Would you transcribe all of the data exactly, down to the last character?
※
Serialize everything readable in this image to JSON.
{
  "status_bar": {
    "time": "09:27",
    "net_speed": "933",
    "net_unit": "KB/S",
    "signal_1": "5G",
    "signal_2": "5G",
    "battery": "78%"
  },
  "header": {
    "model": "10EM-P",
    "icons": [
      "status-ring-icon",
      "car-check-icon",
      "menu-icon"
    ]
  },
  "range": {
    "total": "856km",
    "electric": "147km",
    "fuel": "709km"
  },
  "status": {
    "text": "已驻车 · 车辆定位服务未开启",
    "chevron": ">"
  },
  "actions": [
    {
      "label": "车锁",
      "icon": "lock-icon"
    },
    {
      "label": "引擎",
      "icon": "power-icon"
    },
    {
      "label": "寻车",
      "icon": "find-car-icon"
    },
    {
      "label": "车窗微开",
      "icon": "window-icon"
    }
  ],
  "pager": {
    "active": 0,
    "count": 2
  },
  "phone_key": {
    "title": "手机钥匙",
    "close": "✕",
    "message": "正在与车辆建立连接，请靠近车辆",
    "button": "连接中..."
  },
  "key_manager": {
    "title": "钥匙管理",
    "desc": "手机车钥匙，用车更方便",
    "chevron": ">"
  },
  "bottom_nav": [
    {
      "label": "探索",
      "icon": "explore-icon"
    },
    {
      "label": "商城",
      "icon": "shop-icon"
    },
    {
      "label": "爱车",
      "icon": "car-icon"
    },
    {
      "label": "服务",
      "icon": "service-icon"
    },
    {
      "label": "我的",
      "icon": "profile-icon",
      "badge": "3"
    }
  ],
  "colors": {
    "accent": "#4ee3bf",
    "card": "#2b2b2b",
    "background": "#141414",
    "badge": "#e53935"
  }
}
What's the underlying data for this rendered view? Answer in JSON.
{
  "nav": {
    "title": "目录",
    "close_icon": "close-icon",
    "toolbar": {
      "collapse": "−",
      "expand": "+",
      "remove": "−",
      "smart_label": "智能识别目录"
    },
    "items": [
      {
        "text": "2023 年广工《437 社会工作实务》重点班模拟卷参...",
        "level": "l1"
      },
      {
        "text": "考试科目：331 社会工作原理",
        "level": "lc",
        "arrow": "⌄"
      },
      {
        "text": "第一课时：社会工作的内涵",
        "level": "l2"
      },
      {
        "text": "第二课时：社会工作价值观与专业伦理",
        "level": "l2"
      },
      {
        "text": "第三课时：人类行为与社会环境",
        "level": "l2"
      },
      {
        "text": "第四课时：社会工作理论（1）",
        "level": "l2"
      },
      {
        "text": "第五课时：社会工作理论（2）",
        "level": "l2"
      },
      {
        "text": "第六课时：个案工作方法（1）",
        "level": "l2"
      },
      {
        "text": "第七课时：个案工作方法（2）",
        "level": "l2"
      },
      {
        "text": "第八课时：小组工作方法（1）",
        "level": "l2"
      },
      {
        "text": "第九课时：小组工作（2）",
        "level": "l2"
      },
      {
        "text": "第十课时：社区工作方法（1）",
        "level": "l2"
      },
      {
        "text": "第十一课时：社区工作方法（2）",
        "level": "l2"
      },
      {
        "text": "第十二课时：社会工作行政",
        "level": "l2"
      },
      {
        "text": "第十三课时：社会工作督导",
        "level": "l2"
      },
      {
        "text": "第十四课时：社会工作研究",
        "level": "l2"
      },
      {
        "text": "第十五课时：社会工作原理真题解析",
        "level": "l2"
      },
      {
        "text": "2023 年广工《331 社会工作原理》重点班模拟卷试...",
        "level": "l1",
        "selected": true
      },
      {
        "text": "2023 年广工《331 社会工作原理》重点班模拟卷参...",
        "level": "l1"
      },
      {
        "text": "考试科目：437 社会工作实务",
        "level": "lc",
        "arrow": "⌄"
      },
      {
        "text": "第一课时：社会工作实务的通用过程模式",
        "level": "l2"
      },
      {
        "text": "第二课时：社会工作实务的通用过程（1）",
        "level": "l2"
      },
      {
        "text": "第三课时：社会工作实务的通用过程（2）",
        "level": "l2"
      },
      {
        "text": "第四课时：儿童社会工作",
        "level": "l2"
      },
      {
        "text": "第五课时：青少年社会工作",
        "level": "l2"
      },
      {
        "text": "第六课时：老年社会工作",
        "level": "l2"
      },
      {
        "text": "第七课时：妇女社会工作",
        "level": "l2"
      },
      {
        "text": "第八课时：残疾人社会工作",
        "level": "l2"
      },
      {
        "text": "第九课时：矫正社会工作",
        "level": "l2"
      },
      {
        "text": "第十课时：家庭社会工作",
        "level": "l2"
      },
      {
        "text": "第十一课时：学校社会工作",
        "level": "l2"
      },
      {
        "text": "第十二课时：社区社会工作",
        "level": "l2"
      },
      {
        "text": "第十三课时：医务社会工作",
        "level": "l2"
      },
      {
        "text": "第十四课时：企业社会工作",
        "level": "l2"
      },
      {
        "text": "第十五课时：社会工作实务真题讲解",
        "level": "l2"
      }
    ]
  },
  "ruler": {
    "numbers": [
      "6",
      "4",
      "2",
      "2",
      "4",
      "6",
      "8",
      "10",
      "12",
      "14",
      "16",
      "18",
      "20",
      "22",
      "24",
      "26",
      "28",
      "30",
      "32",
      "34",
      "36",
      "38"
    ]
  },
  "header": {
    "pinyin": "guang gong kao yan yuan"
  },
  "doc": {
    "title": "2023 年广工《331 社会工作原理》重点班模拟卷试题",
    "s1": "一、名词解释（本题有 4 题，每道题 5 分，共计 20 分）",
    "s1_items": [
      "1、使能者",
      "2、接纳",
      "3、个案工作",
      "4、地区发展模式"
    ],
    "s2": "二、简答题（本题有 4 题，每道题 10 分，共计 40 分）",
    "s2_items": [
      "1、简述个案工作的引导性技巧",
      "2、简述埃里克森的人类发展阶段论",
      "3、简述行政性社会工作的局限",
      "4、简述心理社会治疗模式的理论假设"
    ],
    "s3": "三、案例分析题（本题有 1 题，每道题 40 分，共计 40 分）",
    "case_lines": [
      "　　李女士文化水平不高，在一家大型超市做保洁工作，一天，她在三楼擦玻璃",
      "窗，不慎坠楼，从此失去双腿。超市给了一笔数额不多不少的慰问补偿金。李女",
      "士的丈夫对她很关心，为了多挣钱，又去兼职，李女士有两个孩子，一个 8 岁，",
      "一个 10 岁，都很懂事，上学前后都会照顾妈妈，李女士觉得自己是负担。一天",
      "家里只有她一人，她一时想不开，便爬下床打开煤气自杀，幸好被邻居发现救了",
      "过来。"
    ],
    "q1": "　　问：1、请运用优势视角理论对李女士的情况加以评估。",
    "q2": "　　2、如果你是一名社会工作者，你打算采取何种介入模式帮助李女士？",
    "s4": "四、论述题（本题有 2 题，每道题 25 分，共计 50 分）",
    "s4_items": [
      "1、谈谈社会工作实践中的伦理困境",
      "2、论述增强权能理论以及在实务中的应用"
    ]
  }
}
※
## REPLY TO THE EXERCISE
Serialize everything readable in this image to JSON.
{
  "status_bar": {
    "time": "09:27",
    "net_speed": "933",
    "net_unit": "KB/S",
    "signal_1": "5G",
    "signal_2": "5G",
    "battery": "78%"
  },
  "header": {
    "model": "10EM-P",
    "icons": [
      "status-ring-icon",
      "car-check-icon",
      "menu-icon"
    ]
  },
  "range": {
    "total": "856km",
    "electric": "147km",
    "fuel": "709km"
  },
  "status": {
    "text": "已驻车 · 车辆定位服务未开启",
    "chevron": ">"
  },
  "actions": [
    {
      "label": "车锁",
      "icon": "lock-icon"
    },
    {
      "label": "引擎",
      "icon": "power-icon"
    },
    {
      "label": "寻车",
      "icon": "find-car-icon"
    },
    {
      "label": "车窗微开",
      "icon": "window-icon"
    }
  ],
  "pager": {
    "active": 0,
    "count": 2
  },
  "phone_key": {
    "title": "手机钥匙",
    "close": "✕",
    "message": "正在与车辆建立连接，请靠近车辆",
    "button": "连接中..."
  },
  "key_manager": {
    "title": "钥匙管理",
    "desc": "手机车钥匙，用车更方便",
    "chevron": ">"
  },
  "bottom_nav": [
    {
      "label": "探索",
      "icon": "explore-icon"
    },
    {
      "label": "商城",
      "icon": "shop-icon"
    },
    {
      "label": "爱车",
      "icon": "car-icon"
    },
    {
      "label": "服务",
      "icon": "service-icon"
    },
    {
      "label": "我的",
      "icon": "profile-icon",
      "badge": "3"
    }
  ],
  "colors": {
    "accent": "#4ee3bf",
    "card": "#2b2b2b",
    "background": "#141414",
    "badge": "#e53935"
  }
}
What's the underlying data for this rendered view? Answer in JSON.
{
  "nav": {
    "title": "目录",
    "close_icon": "close-icon",
    "toolbar": {
      "collapse": "−",
      "expand": "+",
      "remove": "−",
      "smart_label": "智能识别目录"
    },
    "items": [
      {
        "text": "2023 年广工《437 社会工作实务》重点班模拟卷参...",
        "level": "l1"
      },
      {
        "text": "考试科目：331 社会工作原理",
        "level": "lc",
        "arrow": "⌄"
      },
      {
        "text": "第一课时：社会工作的内涵",
        "level": "l2"
      },
      {
        "text": "第二课时：社会工作价值观与专业伦理",
        "level": "l2"
      },
      {
        "text": "第三课时：人类行为与社会环境",
        "level": "l2"
      },
      {
        "text": "第四课时：社会工作理论（1）",
        "level": "l2"
      },
      {
        "text": "第五课时：社会工作理论（2）",
        "level": "l2"
      },
      {
        "text": "第六课时：个案工作方法（1）",
        "level": "l2"
      },
      {
        "text": "第七课时：个案工作方法（2）",
        "level": "l2"
      },
      {
        "text": "第八课时：小组工作方法（1）",
        "level": "l2"
      },
      {
        "text": "第九课时：小组工作（2）",
        "level": "l2"
      },
      {
        "text": "第十课时：社区工作方法（1）",
        "level": "l2"
      },
      {
        "text": "第十一课时：社区工作方法（2）",
        "level": "l2"
      },
      {
        "text": "第十二课时：社会工作行政",
        "level": "l2"
      },
      {
        "text": "第十三课时：社会工作督导",
        "level": "l2"
      },
      {
        "text": "第十四课时：社会工作研究",
        "level": "l2"
      },
      {
        "text": "第十五课时：社会工作原理真题解析",
        "level": "l2"
      },
      {
        "text": "2023 年广工《331 社会工作原理》重点班模拟卷试...",
        "level": "l1",
        "selected": true
      },
      {
        "text": "2023 年广工《331 社会工作原理》重点班模拟卷参...",
        "level": "l1"
      },
      {
        "text": "考试科目：437 社会工作实务",
        "level": "lc",
        "arrow": "⌄"
      },
      {
        "text": "第一课时：社会工作实务的通用过程模式",
        "level": "l2"
      },
      {
        "text": "第二课时：社会工作实务的通用过程（1）",
        "level": "l2"
      },
      {
        "text": "第三课时：社会工作实务的通用过程（2）",
        "level": "l2"
      },
      {
        "text": "第四课时：儿童社会工作",
        "level": "l2"
      },
      {
        "text": "第五课时：青少年社会工作",
        "level": "l2"
      },
      {
        "text": "第六课时：老年社会工作",
        "level": "l2"
      },
      {
        "text": "第七课时：妇女社会工作",
        "level": "l2"
      },
      {
        "text": "第八课时：残疾人社会工作",
        "level": "l2"
      },
      {
        "text": "第九课时：矫正社会工作",
        "level": "l2"
      },
      {
        "text": "第十课时：家庭社会工作",
        "level": "l2"
      },
      {
        "text": "第十一课时：学校社会工作",
        "level": "l2"
      },
      {
        "text": "第十二课时：社区社会工作",
        "level": "l2"
      },
      {
        "text": "第十三课时：医务社会工作",
        "level": "l2"
      },
      {
        "text": "第十四课时：企业社会工作",
        "level": "l2"
      },
      {
        "text": "第十五课时：社会工作实务真题讲解",
        "level": "l2"
      }
    ]
  },
  "ruler": {
    "numbers": [
      "6",
      "4",
      "2",
      "2",
      "4",
      "6",
      "8",
      "10",
      "12",
      "14",
      "16",
      "18",
      "20",
      "22",
      "24",
      "26",
      "28",
      "30",
      "32",
      "34",
      "36",
      "38"
    ]
  },
  "header": {
    "pinyin": "guang gong kao yan yuan"
  },
  "doc": {
    "title": "2023 年广工《331 社会工作原理》重点班模拟卷试题",
    "s1": "一、名词解释（本题有 4 题，每道题 5 分，共计 20 分）",
    "s1_items": [
      "1、使能者",
      "2、接纳",
      "3、个案工作",
      "4、地区发展模式"
    ],
    "s2": "二、简答题（本题有 4 题，每道题 10 分，共计 40 分）",
    "s2_items": [
      "1、简述个案工作的引导性技巧",
      "2、简述埃里克森的人类发展阶段论",
      "3、简述行政性社会工作的局限",
      "4、简述心理社会治疗模式的理论假设"
    ],
    "s3": "三、案例分析题（本题有 1 题，每道题 40 分，共计 40 分）",
    "case_lines": [
      "　　李女士文化水平不高，在一家大型超市做保洁工作，一天，她在三楼擦玻璃",
      "窗，不慎坠楼，从此失去双腿。超市给了一笔数额不多不少的慰问补偿金。李女",
      "士的丈夫对她很关心，为了多挣钱，又去兼职，李女士有两个孩子，一个 8 岁，",
      "一个 10 岁，都很懂事，上学前后都会照顾妈妈，李女士觉得自己是负担。一天",
      "家里只有她一人，她一时想不开，便爬下床打开煤气自杀，幸好被邻居发现救了",
      "过来。"
    ],
    "q1": "　　问：1、请运用优势视角理论对李女士的情况加以评估。",
    "q2": "　　2、如果你是一名社会工作者，你打算采取何种介入模式帮助李女士？",
    "s4": "四、论述题（本题有 2 题，每道题 25 分，共计 50 分）",
    "s4_items": [
      "1、谈谈社会工作实践中的伦理困境",
      "2、论述增强权能理论以及在实务中的应用"
    ]
  }
}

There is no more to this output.